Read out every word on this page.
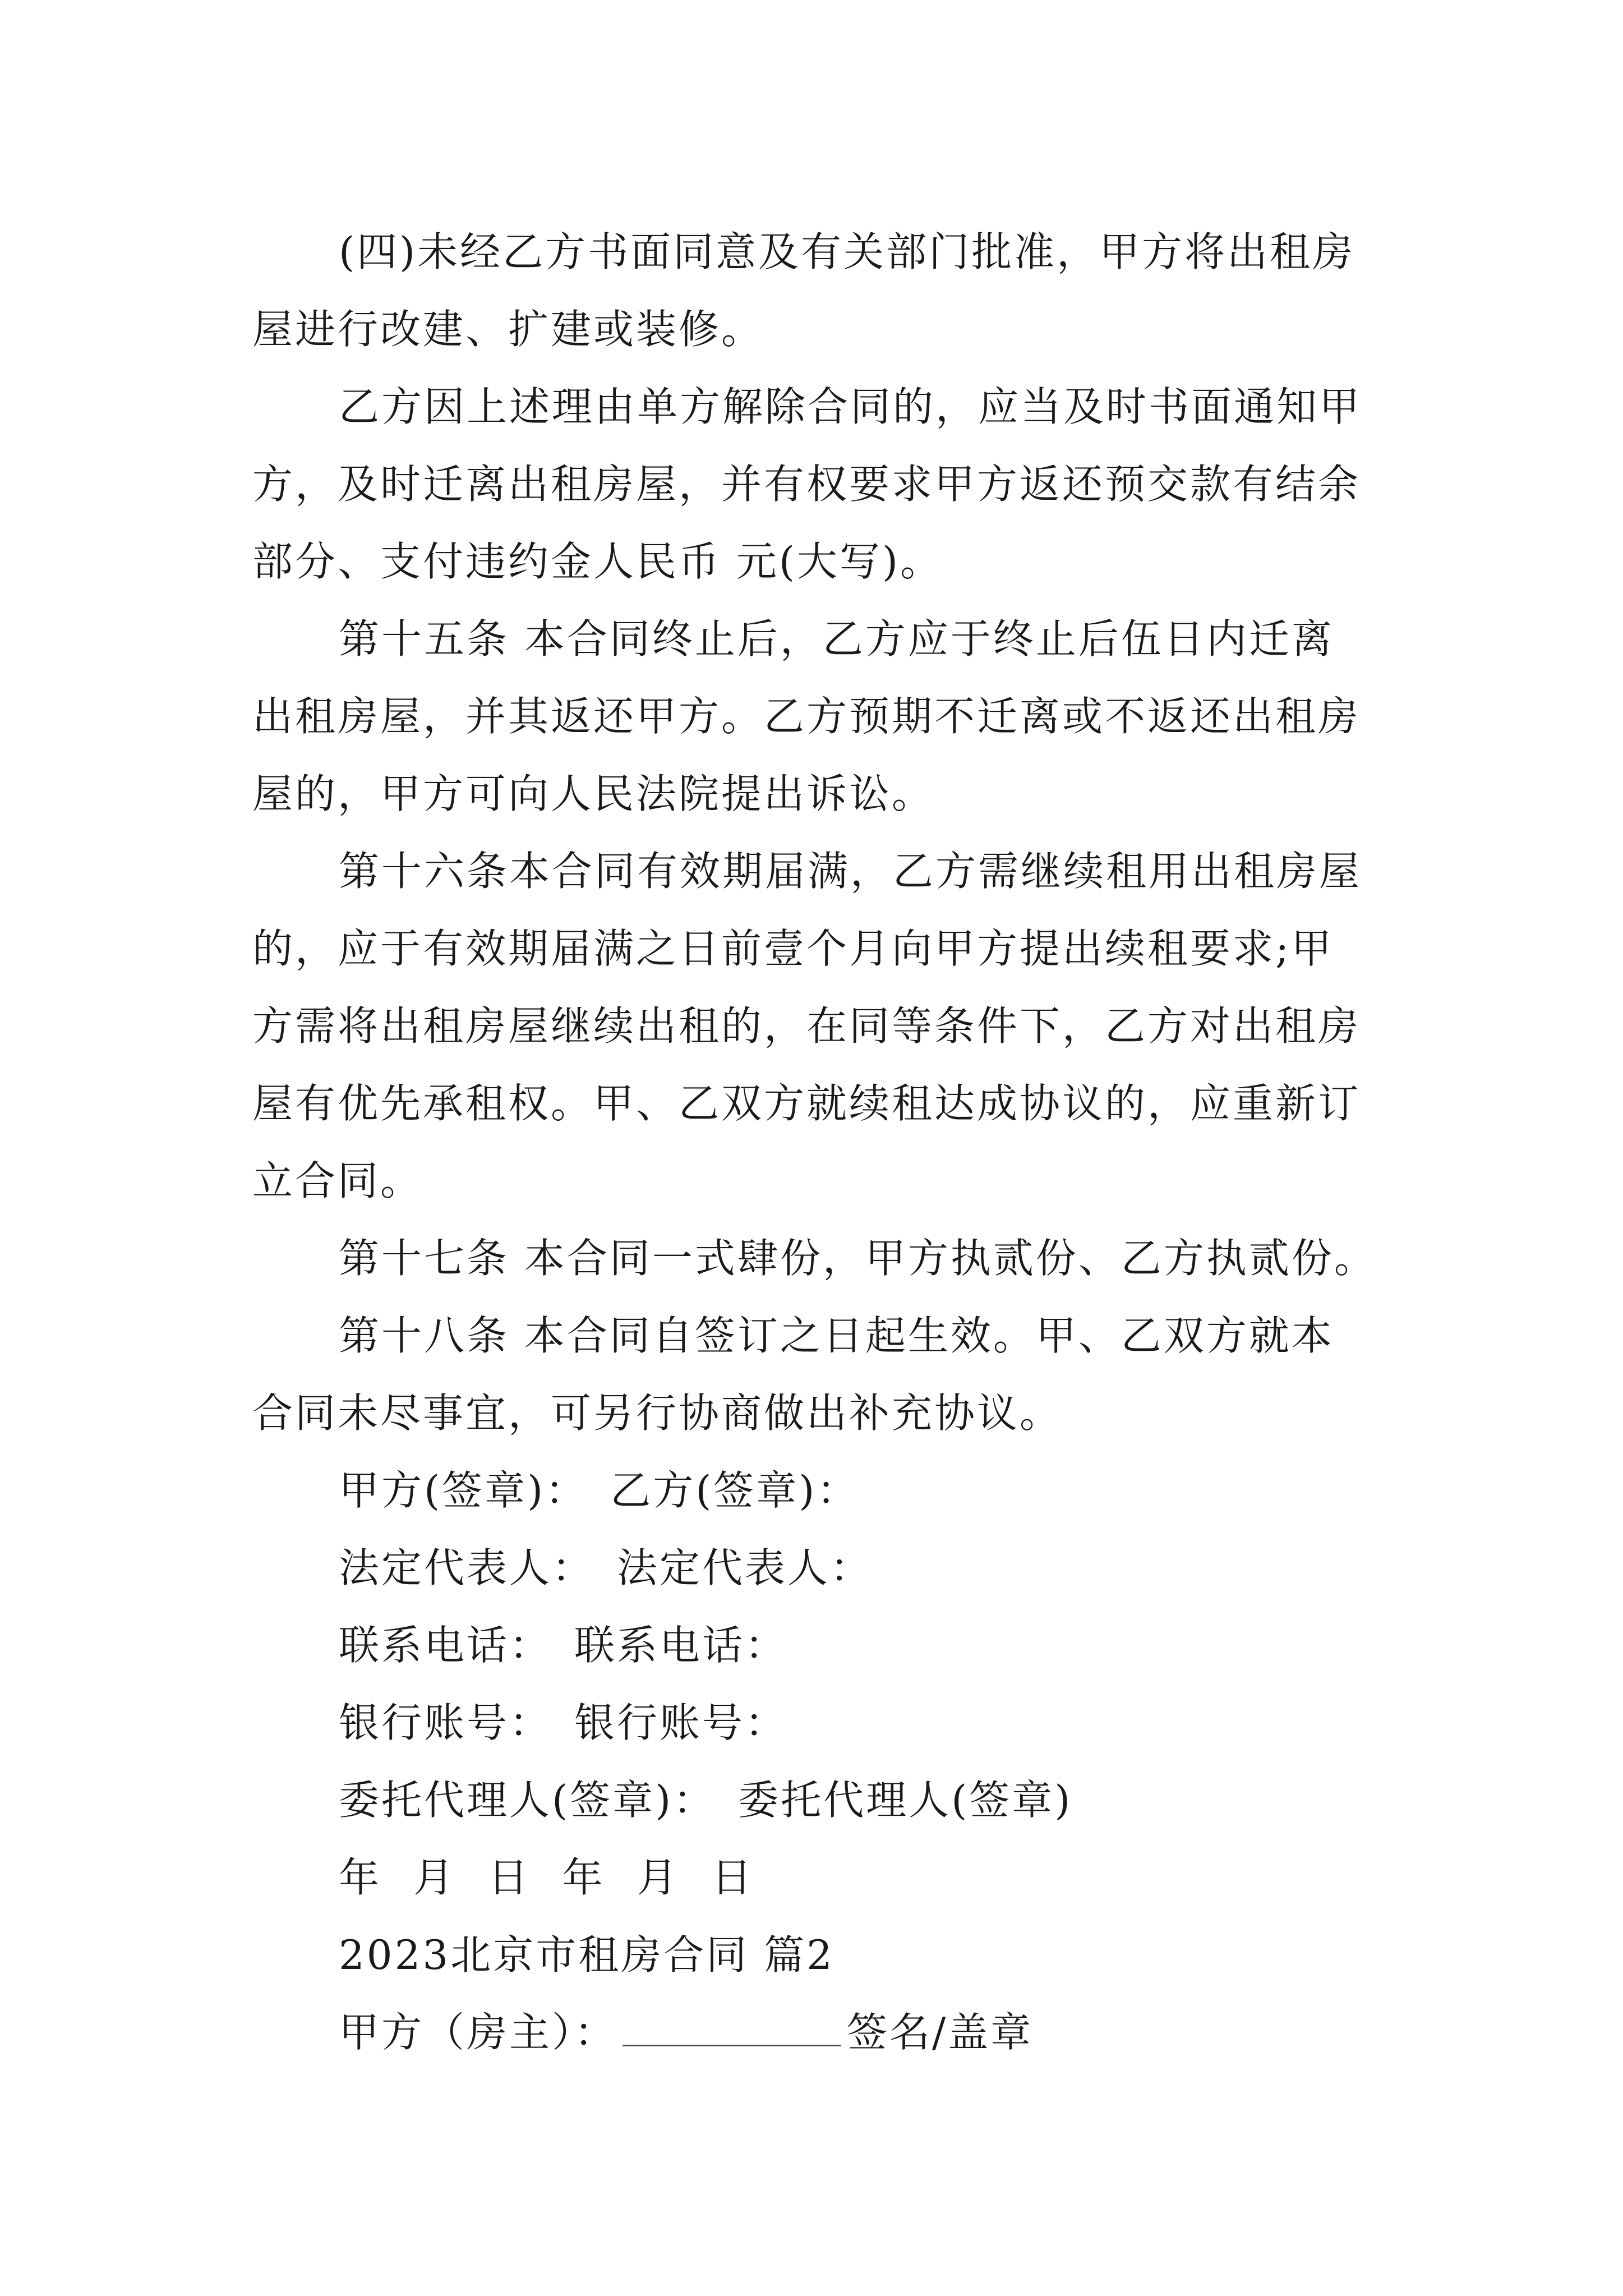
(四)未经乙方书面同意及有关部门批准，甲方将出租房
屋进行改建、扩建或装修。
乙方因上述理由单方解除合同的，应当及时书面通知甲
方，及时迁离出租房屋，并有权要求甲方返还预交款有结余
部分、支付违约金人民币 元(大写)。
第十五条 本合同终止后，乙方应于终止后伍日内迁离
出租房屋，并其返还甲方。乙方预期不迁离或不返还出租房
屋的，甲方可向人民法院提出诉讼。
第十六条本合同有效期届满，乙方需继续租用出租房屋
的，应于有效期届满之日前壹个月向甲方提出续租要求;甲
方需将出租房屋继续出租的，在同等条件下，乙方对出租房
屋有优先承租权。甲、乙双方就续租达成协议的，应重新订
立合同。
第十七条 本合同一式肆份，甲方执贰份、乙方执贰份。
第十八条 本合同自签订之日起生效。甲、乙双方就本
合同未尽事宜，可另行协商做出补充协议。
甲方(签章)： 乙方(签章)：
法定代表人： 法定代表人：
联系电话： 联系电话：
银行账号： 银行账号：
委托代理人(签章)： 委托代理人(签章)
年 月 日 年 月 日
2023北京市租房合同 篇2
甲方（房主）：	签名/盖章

++++++++++

SHORT PROBLEM
From the data above, write out everything exactly except the pictures.

RESPONSE TO THIS EXERCISE
Read out every word on this page.
(四)未经乙方书面同意及有关部门批准，甲方将出租房
屋进行改建、扩建或装修。
乙方因上述理由单方解除合同的，应当及时书面通知甲
方，及时迁离出租房屋，并有权要求甲方返还预交款有结余
部分、支付违约金人民币 元(大写)。
第十五条 本合同终止后，乙方应于终止后伍日内迁离
出租房屋，并其返还甲方。乙方预期不迁离或不返还出租房
屋的，甲方可向人民法院提出诉讼。
第十六条本合同有效期届满，乙方需继续租用出租房屋
的，应于有效期届满之日前壹个月向甲方提出续租要求;甲
方需将出租房屋继续出租的，在同等条件下，乙方对出租房
屋有优先承租权。甲、乙双方就续租达成协议的，应重新订
立合同。
第十七条 本合同一式肆份，甲方执贰份、乙方执贰份。
第十八条 本合同自签订之日起生效。甲、乙双方就本
合同未尽事宜，可另行协商做出补充协议。
甲方(签章)： 乙方(签章)：
法定代表人： 法定代表人：
联系电话： 联系电话：
银行账号： 银行账号：
委托代理人(签章)： 委托代理人(签章)
年 月 日 年 月 日
2023北京市租房合同 篇2
甲方（房主）：	签名/盖章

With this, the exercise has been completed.